Problem A
Retype, without any change, the portion of the entries that opens with their first line and closes with the line containing "schedule-title: HORARIOS [1092, 726, 1339, 791]".
[begin Selected text]
[sane-devel] Device locking, batch scan

Oliver Rauch oliver.rauch@rauch-domain.de
Thu, 12 Sep 2002 23:00:11 +0200

I think the problem is not so hard.
We need a separate way to allow blocking.

I am just adding a batch scan mode to xsane. For this
the frontend needs a possinilty to tell the backend that
we are doing a batch scan.

something like:

option batch-scan-start => first scan
option batch-scan-loop => we are doing several batch scans
option batch-scan-end => this is the last scan

an additional option can helo to speed up things:
option batch-next-tl_y # => tell the scanner where the next scan begins
so the scanhead can be moved to this position between the two scans
(some professional umax scanners do this in the firmware).

the backend has to lock the device when a scan is done
with batch-scan-start active and has to unlock the device when
a scan is done with batch-scan-end.

In all other cases the backend should only lock between sane_start
and sane_cancel.

This is not complete but I think it is a good approach to handle
batch scans and locking.


Matto Marjanovic schrieb:
>  >You ask the wrong question. The people do not close their frontend and this
>  >would make it impossible for the others to scan when the device is locked.
> Man, Oliver, you must have a lot of very cranky and forgetful people where
>  you work; this seems to be a serious problem for you!
> It seems to me that there are two separate issues here:
>   a) Multiple users may need to be able to share one device.
>   b) A backend may need to be able to keep track of the device state
>       over multiple scans.
> With regards to (a):
>  Your solution doesn't really fix the problem.  The problem is that you
>   don't want one user of the device to be able to inadvertently lock out
>   other users.  However, as long as the backend is allowed to have exclusive
>   use of the physical device for longer than the scope of a single sane_*()
>   function call, then this is a possibility.
[end Selected text]
[begin Listed entries]
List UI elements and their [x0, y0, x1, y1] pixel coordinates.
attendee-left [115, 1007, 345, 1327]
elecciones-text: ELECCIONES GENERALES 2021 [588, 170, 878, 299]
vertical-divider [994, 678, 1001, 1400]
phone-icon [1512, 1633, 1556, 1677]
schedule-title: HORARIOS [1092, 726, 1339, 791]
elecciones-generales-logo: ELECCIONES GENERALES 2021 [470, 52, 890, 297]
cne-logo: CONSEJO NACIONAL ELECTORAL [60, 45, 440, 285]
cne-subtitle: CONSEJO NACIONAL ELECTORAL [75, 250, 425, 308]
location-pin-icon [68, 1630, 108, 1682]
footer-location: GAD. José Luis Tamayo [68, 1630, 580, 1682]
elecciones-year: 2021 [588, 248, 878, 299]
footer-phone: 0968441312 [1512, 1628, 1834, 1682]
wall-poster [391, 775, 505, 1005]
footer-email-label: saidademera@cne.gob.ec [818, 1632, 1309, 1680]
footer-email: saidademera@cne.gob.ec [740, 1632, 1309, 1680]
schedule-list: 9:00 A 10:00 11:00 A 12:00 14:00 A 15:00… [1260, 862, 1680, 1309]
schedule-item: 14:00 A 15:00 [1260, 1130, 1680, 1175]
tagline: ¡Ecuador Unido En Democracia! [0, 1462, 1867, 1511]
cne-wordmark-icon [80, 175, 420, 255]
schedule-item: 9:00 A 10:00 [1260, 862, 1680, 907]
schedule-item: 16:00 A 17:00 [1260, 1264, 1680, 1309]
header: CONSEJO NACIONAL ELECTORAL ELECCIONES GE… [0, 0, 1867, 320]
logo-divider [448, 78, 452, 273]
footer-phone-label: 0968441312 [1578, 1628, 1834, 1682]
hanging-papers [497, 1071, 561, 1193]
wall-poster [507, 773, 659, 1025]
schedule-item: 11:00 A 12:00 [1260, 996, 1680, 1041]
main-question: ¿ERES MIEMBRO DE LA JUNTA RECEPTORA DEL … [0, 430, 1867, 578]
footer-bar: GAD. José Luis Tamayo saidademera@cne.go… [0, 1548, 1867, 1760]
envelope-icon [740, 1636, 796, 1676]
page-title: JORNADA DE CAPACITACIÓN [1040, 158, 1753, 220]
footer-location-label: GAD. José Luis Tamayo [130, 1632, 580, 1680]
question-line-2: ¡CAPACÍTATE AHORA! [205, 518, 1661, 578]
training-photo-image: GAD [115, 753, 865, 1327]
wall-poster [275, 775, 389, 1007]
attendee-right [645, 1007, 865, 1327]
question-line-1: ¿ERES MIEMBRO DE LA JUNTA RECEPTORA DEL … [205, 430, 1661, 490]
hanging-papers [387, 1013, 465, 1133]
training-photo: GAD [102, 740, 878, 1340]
[end Listed entries]
Problem B
Echo the passage of the message on device locking and batch scans above that opens with the words containing "[sane-devel] Device locking, batch" and closes with "to allow blocking.", reproducing it verbatim.

Task result A
List UI elements and their [x0, y0, x1, y1] pixel coordinates.
attendee-left [115, 1007, 345, 1327]
elecciones-text: ELECCIONES GENERALES 2021 [588, 170, 878, 299]
vertical-divider [994, 678, 1001, 1400]
phone-icon [1512, 1633, 1556, 1677]
schedule-title: HORARIOS [1092, 726, 1339, 791]

Task result B
[sane-devel] Device locking, batch scan

Oliver Rauch oliver.rauch@rauch-domain.de
Thu, 12 Sep 2002 23:00:11 +0200

I think the problem is not so hard.
We need a separate way to allow blocking.